* STORED DATA:
━━━━━━

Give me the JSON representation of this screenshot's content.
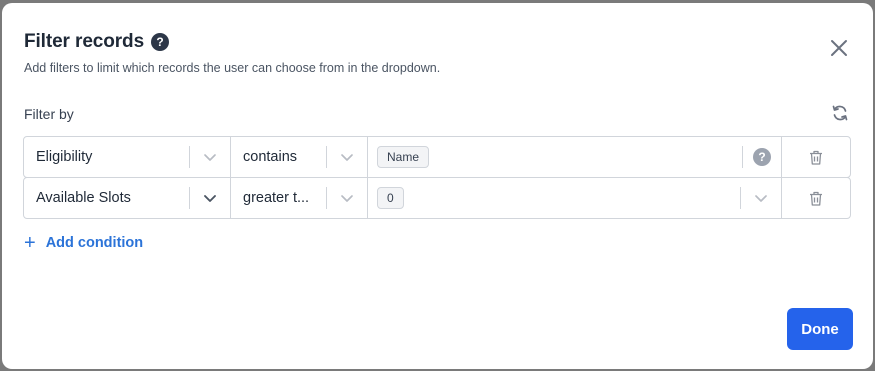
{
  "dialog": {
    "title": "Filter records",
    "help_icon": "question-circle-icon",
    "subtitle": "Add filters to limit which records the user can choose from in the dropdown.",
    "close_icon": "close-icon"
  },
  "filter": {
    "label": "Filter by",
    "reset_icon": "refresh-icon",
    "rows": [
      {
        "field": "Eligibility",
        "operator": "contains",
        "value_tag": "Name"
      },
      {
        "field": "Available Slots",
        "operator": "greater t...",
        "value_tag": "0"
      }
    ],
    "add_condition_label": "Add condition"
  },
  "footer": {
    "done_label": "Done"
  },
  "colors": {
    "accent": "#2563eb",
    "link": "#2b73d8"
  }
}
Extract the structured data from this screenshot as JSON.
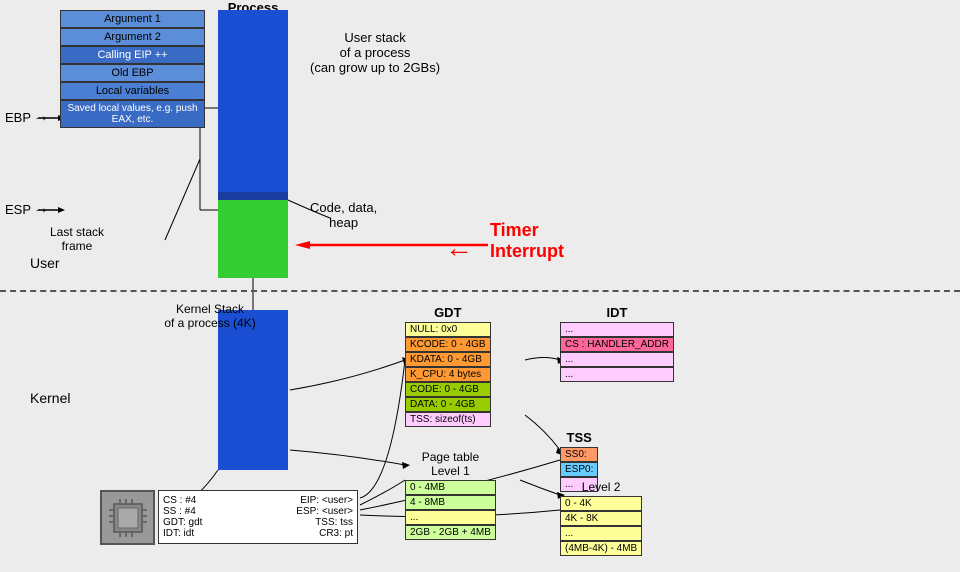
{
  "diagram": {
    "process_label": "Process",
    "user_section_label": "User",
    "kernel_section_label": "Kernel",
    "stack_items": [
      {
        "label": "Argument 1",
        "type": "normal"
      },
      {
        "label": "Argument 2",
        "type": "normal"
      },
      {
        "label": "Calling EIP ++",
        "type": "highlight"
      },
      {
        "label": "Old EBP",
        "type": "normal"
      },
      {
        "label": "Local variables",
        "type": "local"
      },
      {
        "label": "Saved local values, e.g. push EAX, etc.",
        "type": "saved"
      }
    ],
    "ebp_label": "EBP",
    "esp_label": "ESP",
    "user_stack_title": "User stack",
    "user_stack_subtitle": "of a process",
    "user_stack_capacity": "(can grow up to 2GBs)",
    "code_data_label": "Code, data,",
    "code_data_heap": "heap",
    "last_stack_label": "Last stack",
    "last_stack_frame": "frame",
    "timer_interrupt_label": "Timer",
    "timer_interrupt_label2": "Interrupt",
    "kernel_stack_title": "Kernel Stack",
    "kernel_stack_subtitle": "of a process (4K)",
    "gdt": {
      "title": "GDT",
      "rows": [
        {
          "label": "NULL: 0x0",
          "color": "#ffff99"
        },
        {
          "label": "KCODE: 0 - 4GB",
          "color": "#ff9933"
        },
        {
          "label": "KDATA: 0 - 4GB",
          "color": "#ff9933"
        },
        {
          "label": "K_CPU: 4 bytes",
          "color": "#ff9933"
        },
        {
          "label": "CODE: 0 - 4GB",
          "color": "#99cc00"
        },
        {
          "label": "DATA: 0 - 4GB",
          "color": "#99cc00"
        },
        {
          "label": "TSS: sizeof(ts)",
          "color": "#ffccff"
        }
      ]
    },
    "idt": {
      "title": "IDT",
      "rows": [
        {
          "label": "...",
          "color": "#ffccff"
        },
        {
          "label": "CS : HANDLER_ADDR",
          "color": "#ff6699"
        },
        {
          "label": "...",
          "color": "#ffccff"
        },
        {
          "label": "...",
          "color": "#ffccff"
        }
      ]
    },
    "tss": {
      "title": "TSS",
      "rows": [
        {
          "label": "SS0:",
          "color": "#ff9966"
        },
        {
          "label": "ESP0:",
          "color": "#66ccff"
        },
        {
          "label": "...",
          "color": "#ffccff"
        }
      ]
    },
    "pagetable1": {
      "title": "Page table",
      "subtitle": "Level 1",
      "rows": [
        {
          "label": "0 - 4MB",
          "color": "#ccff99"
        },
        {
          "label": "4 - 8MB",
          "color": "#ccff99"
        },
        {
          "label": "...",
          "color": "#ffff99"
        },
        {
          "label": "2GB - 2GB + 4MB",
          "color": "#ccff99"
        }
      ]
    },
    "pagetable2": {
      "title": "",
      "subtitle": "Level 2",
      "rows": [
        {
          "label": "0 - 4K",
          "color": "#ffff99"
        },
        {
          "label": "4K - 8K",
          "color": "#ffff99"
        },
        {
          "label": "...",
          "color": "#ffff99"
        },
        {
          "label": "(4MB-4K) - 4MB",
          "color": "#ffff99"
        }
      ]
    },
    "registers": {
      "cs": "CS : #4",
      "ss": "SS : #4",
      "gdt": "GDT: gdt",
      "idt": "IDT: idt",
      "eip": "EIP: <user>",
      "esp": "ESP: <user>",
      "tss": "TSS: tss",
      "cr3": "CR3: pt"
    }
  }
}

━━━━━━

* WORK TO BE COMPLETED: Extract every line containing the string "screenshot" from the material.

* EXERCISE ANSWER:
Give me the JSON representation of this screenshot's content.
Extract the structured data from this screenshot as JSON.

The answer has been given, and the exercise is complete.